Report how many lines contain the word "Edit", with no other text.

** Begin INPUT **

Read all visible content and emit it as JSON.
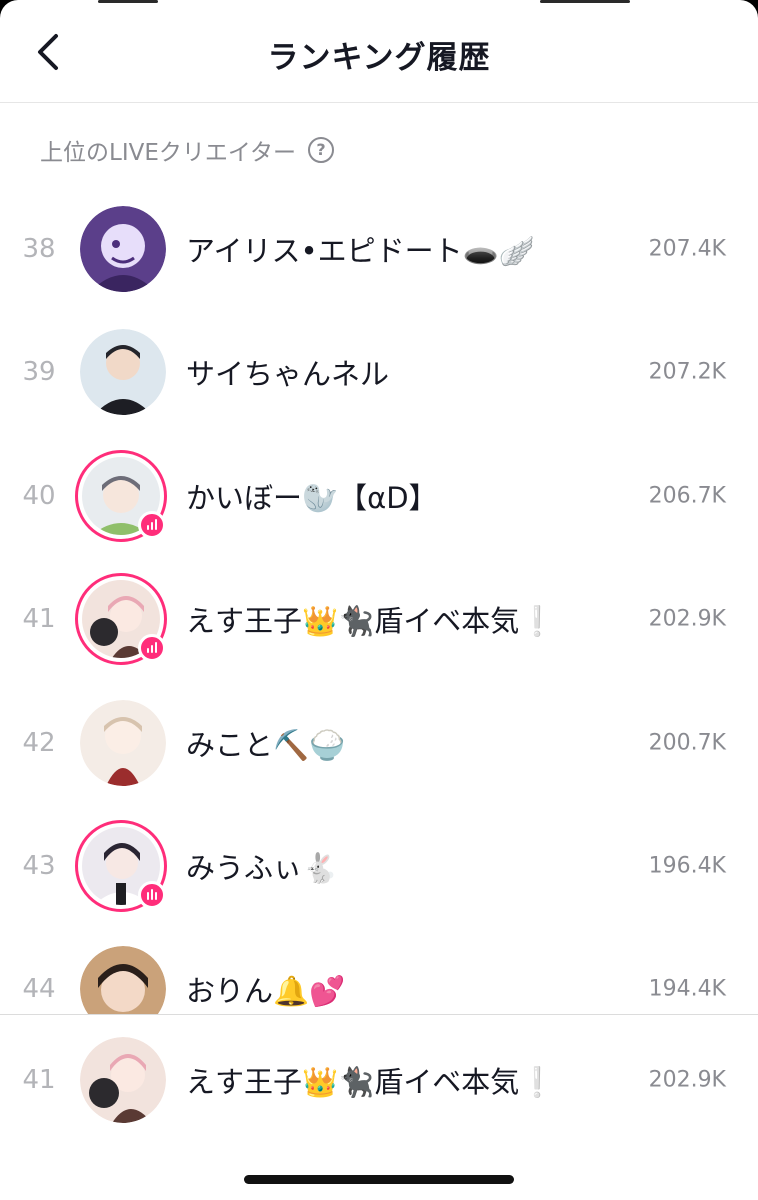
{
  "header": {
    "title": "ランキング履歴"
  },
  "section": {
    "label": "上位のLIVEクリエイター",
    "help_icon": "?"
  },
  "rows": [
    {
      "rank": "38",
      "name": "アイリス•エピドート🕳️🪽",
      "score": "207.4K",
      "live": false,
      "avatar_color": "#5b3f8a"
    },
    {
      "rank": "39",
      "name": "サイちゃんネル",
      "score": "207.2K",
      "live": false,
      "avatar_color": "#dde7ee"
    },
    {
      "rank": "40",
      "name": "かいぼー🦭【αD】",
      "score": "206.7K",
      "live": true,
      "avatar_color": "#e8ecef"
    },
    {
      "rank": "41",
      "name": "えす王子👑🐈‍⬛盾イベ本気❕",
      "score": "202.9K",
      "live": true,
      "avatar_color": "#f2e3dd"
    },
    {
      "rank": "42",
      "name": "みこと⛏️🍚",
      "score": "200.7K",
      "live": false,
      "avatar_color": "#f4ece6"
    },
    {
      "rank": "43",
      "name": "みうふぃ🐇",
      "score": "196.4K",
      "live": true,
      "avatar_color": "#ece9ef"
    },
    {
      "rank": "44",
      "name": "おりん🔔💕",
      "score": "194.4K",
      "live": false,
      "avatar_color": "#caa27a"
    }
  ],
  "pinned": {
    "rank": "41",
    "name": "えす王子👑🐈‍⬛盾イベ本気❕",
    "score": "202.9K",
    "avatar_color": "#f2e3dd"
  },
  "colors": {
    "live_ring": "#ff2d7a",
    "rank_text": "#b3b4b8",
    "secondary_text": "#8a8b91"
  }
}
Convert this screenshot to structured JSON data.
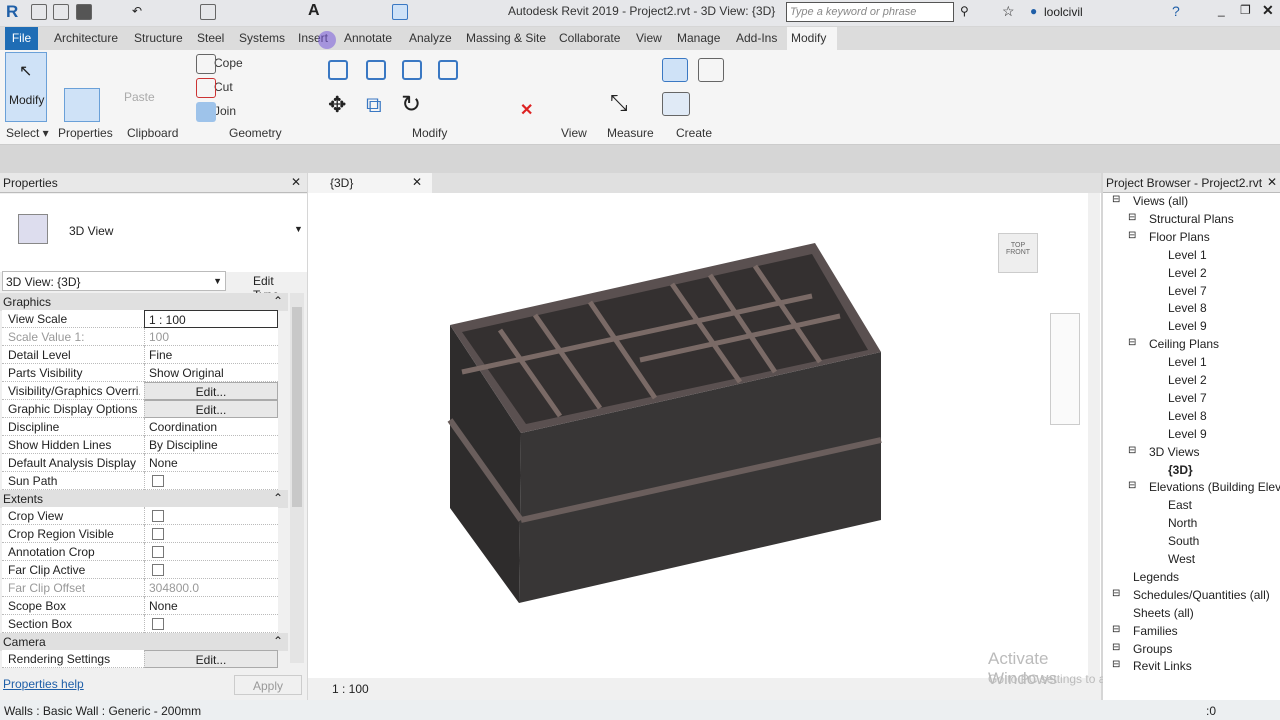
{
  "app": {
    "title": "Autodesk Revit 2019 - Project2.rvt - 3D View: {3D}",
    "search_placeholder": "Type a keyword or phrase",
    "user": "loolcivil"
  },
  "tabs": [
    "File",
    "Architecture",
    "Structure",
    "Steel",
    "Systems",
    "Insert",
    "Annotate",
    "Analyze",
    "Massing & Site",
    "Collaborate",
    "View",
    "Manage",
    "Add-Ins",
    "Modify"
  ],
  "ribbon": {
    "modify": "Modify",
    "select": "Select ▾",
    "properties": "Properties",
    "clipboard": "Clipboard",
    "paste": "Paste",
    "cope": "Cope",
    "cut": "Cut",
    "join": "Join",
    "geometry": "Geometry",
    "modify_panel": "Modify",
    "view": "View",
    "measure": "Measure",
    "create": "Create"
  },
  "properties": {
    "title": "Properties",
    "type": "3D View",
    "selector": "3D View: {3D}",
    "edit_type": "Edit Type",
    "graphics": "Graphics",
    "extents": "Extents",
    "camera": "Camera",
    "rows": [
      {
        "k": "View Scale",
        "v": "1 : 100"
      },
      {
        "k": "Scale Value    1:",
        "v": "100"
      },
      {
        "k": "Detail Level",
        "v": "Fine"
      },
      {
        "k": "Parts Visibility",
        "v": "Show Original"
      },
      {
        "k": "Visibility/Graphics Overri...",
        "v": "Edit..."
      },
      {
        "k": "Graphic Display Options",
        "v": "Edit..."
      },
      {
        "k": "Discipline",
        "v": "Coordination"
      },
      {
        "k": "Show Hidden Lines",
        "v": "By Discipline"
      },
      {
        "k": "Default Analysis Display ...",
        "v": "None"
      },
      {
        "k": "Sun Path",
        "v": ""
      }
    ],
    "rows2": [
      {
        "k": "Crop View",
        "v": ""
      },
      {
        "k": "Crop Region Visible",
        "v": ""
      },
      {
        "k": "Annotation Crop",
        "v": ""
      },
      {
        "k": "Far Clip Active",
        "v": ""
      },
      {
        "k": "Far Clip Offset",
        "v": "304800.0"
      },
      {
        "k": "Scope Box",
        "v": "None"
      },
      {
        "k": "Section Box",
        "v": ""
      }
    ],
    "rendering": {
      "k": "Rendering Settings",
      "v": "Edit..."
    },
    "help": "Properties help",
    "apply": "Apply"
  },
  "view": {
    "tab": "{3D}",
    "scale": "1 : 100",
    "cube_top": "TOP",
    "cube_front": "FRONT"
  },
  "browser": {
    "title": "Project Browser - Project2.rvt",
    "items": [
      {
        "t": "Views (all)",
        "l": 0
      },
      {
        "t": "Structural Plans",
        "l": 1
      },
      {
        "t": "Floor Plans",
        "l": 1
      },
      {
        "t": "Level 1",
        "l": 2
      },
      {
        "t": "Level 2",
        "l": 2
      },
      {
        "t": "Level 7",
        "l": 2
      },
      {
        "t": "Level 8",
        "l": 2
      },
      {
        "t": "Level 9",
        "l": 2
      },
      {
        "t": "Ceiling Plans",
        "l": 1
      },
      {
        "t": "Level 1",
        "l": 2
      },
      {
        "t": "Level 2",
        "l": 2
      },
      {
        "t": "Level 7",
        "l": 2
      },
      {
        "t": "Level 8",
        "l": 2
      },
      {
        "t": "Level 9",
        "l": 2
      },
      {
        "t": "3D Views",
        "l": 1
      },
      {
        "t": "{3D}",
        "l": 2
      },
      {
        "t": "Elevations (Building Elevat",
        "l": 1
      },
      {
        "t": "East",
        "l": 2
      },
      {
        "t": "North",
        "l": 2
      },
      {
        "t": "South",
        "l": 2
      },
      {
        "t": "West",
        "l": 2
      },
      {
        "t": "Legends",
        "l": 0
      },
      {
        "t": "Schedules/Quantities (all)",
        "l": 0
      },
      {
        "t": "Sheets (all)",
        "l": 0
      },
      {
        "t": "Families",
        "l": 0
      },
      {
        "t": "Groups",
        "l": 0
      },
      {
        "t": "Revit Links",
        "l": 0
      }
    ]
  },
  "watermark": {
    "line1": "Activate Windows",
    "line2": "Go to PC settings to activate Windows."
  },
  "status": {
    "text": "Walls : Basic Wall : Generic - 200mm",
    "filter": ":0"
  }
}
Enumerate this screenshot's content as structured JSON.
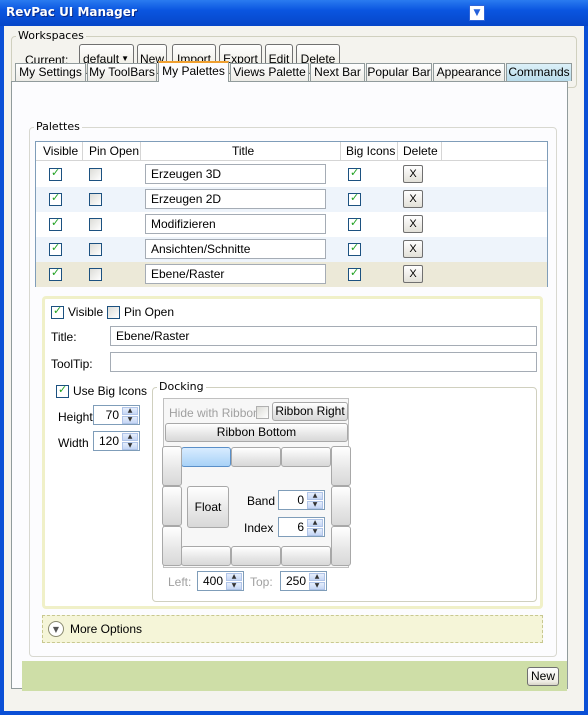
{
  "window": {
    "title": "RevPac UI Manager",
    "title_dropdown_icon": "▼",
    "min": "_",
    "max": "□",
    "close": "✕"
  },
  "workspaces": {
    "group_label": "Workspaces",
    "current_label": "Current:",
    "current_value": "default",
    "buttons": {
      "new": "New",
      "import": "Import",
      "export": "Export",
      "edit": "Edit",
      "delete": "Delete"
    }
  },
  "tabs": [
    "My Settings",
    "My ToolBars",
    "My Palettes",
    "Views Palette",
    "Next Bar",
    "Popular Bar",
    "Appearance",
    "Commands"
  ],
  "active_tab": "My Palettes",
  "palettes": {
    "group_label": "Palettes",
    "columns": {
      "visible": "Visible",
      "pin_open": "Pin Open",
      "title": "Title",
      "big_icons": "Big Icons",
      "delete": "Delete"
    },
    "rows": [
      {
        "visible": true,
        "pin_open": false,
        "title": "Erzeugen 3D",
        "big_icons": true,
        "delete": "X"
      },
      {
        "visible": true,
        "pin_open": false,
        "title": "Erzeugen 2D",
        "big_icons": true,
        "delete": "X"
      },
      {
        "visible": true,
        "pin_open": false,
        "title": "Modifizieren",
        "big_icons": true,
        "delete": "X"
      },
      {
        "visible": true,
        "pin_open": false,
        "title": "Ansichten/Schnitte",
        "big_icons": true,
        "delete": "X"
      },
      {
        "visible": true,
        "pin_open": false,
        "title": "Ebene/Raster",
        "big_icons": true,
        "delete": "X"
      }
    ]
  },
  "detail": {
    "visible_label": "Visible",
    "pin_open_label": "Pin Open",
    "title_label": "Title:",
    "title_value": "Ebene/Raster",
    "tooltip_label": "ToolTip:",
    "tooltip_value": "",
    "use_big_icons_label": "Use Big Icons",
    "height_label": "Height",
    "height_value": "70",
    "width_label": "Width",
    "width_value": "120",
    "docking": {
      "group_label": "Docking",
      "hide_with_ribbon": "Hide with Ribbon",
      "ribbon_right": "Ribbon Right",
      "ribbon_bottom": "Ribbon Bottom",
      "float": "Float",
      "band_label": "Band",
      "band_value": "0",
      "index_label": "Index",
      "index_value": "6",
      "left_label": "Left:",
      "left_value": "400",
      "top_label": "Top:",
      "top_value": "250"
    },
    "more_options": "More Options"
  },
  "footer": {
    "new": "New"
  }
}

** End INPUT **

## [RESPONSE]
5